What to do: From the entries below, list each line with "empty".

Material provided:
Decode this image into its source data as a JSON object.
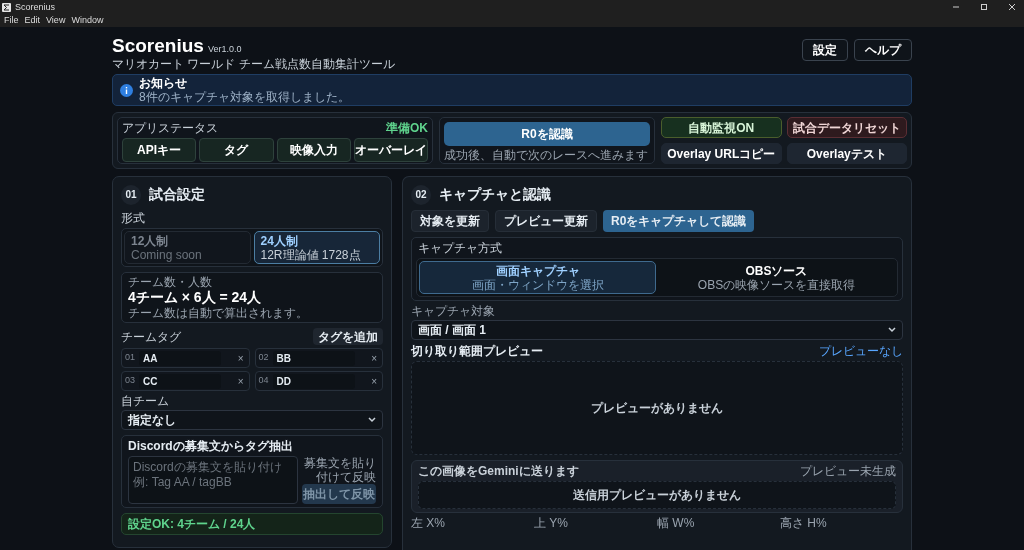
{
  "window": {
    "title": "Scorenius"
  },
  "menu": [
    "File",
    "Edit",
    "View",
    "Window"
  ],
  "header": {
    "title": "Scorenius",
    "version": "Ver1.0.0",
    "subtitle": "マリオカート ワールド チーム戦点数自動集計ツール",
    "buttons": [
      "設定",
      "ヘルプ"
    ]
  },
  "notice": {
    "title": "お知らせ",
    "message": "8件のキャプチャ対象を取得しました。"
  },
  "app_status": {
    "label": "アプリステータス",
    "status": "準備OK",
    "items": [
      "APIキー",
      "タグ",
      "映像入力",
      "オーバーレイ"
    ]
  },
  "recognize": {
    "button": "R0を認識",
    "hint": "成功後、自動で次のレースへ進みます"
  },
  "actions": [
    {
      "label": "自動監視ON",
      "kind": "success"
    },
    {
      "label": "試合データリセット",
      "kind": "danger"
    },
    {
      "label": "Overlay URLコピー",
      "kind": "neutral"
    },
    {
      "label": "Overlayテスト",
      "kind": "neutral"
    }
  ],
  "match_settings": {
    "number": "01",
    "title": "試合設定",
    "format_label": "形式",
    "formats": [
      {
        "title": "12人制",
        "subtitle": "Coming soon",
        "selected": false
      },
      {
        "title": "24人制",
        "subtitle": "12R理論値 1728点",
        "selected": true
      }
    ],
    "team_count": {
      "label": "チーム数・人数",
      "value": "4チーム × 6人 = 24人",
      "note": "チーム数は自動で算出されます。"
    },
    "team_tags_label": "チームタグ",
    "add_tag_button": "タグを追加",
    "tags": [
      {
        "index": "01",
        "value": "AA",
        "remove": "×"
      },
      {
        "index": "02",
        "value": "BB",
        "remove": "×"
      },
      {
        "index": "03",
        "value": "CC",
        "remove": "×"
      },
      {
        "index": "04",
        "value": "DD",
        "remove": "×"
      }
    ],
    "own_team": {
      "label": "自チーム",
      "value": "指定なし"
    },
    "discord": {
      "title": "Discordの募集文からタグ抽出",
      "hint": "募集文を貼り付けて反映",
      "placeholder": [
        "Discordの募集文を貼り付け",
        "例: Tag AA / tagBB"
      ],
      "button": "抽出して反映"
    },
    "status_message": "設定OK: 4チーム / 24人"
  },
  "capture": {
    "number": "02",
    "title": "キャプチャと認識",
    "buttons": [
      {
        "label": "対象を更新",
        "primary": false
      },
      {
        "label": "プレビュー更新",
        "primary": false
      },
      {
        "label": "R0をキャプチャして認識",
        "primary": true
      }
    ],
    "method_label": "キャプチャ方式",
    "methods": [
      {
        "title": "画面キャプチャ",
        "subtitle": "画面・ウィンドウを選択",
        "selected": true
      },
      {
        "title": "OBSソース",
        "subtitle": "OBSの映像ソースを直接取得",
        "selected": false
      }
    ],
    "target": {
      "label": "キャプチャ対象",
      "value": "画面 / 画面 1"
    },
    "preview": {
      "title": "切り取り範囲プレビュー",
      "status": "プレビューなし",
      "empty": "プレビューがありません"
    },
    "gemini": {
      "title": "この画像をGeminiに送ります",
      "status": "プレビュー未生成",
      "empty": "送信用プレビューがありません"
    },
    "crop_fields": [
      "左 X%",
      "上 Y%",
      "幅 W%",
      "高さ H%"
    ]
  }
}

Task result:
      "empty": "プレビューがありません"
      "empty": "送信用プレビューがありません"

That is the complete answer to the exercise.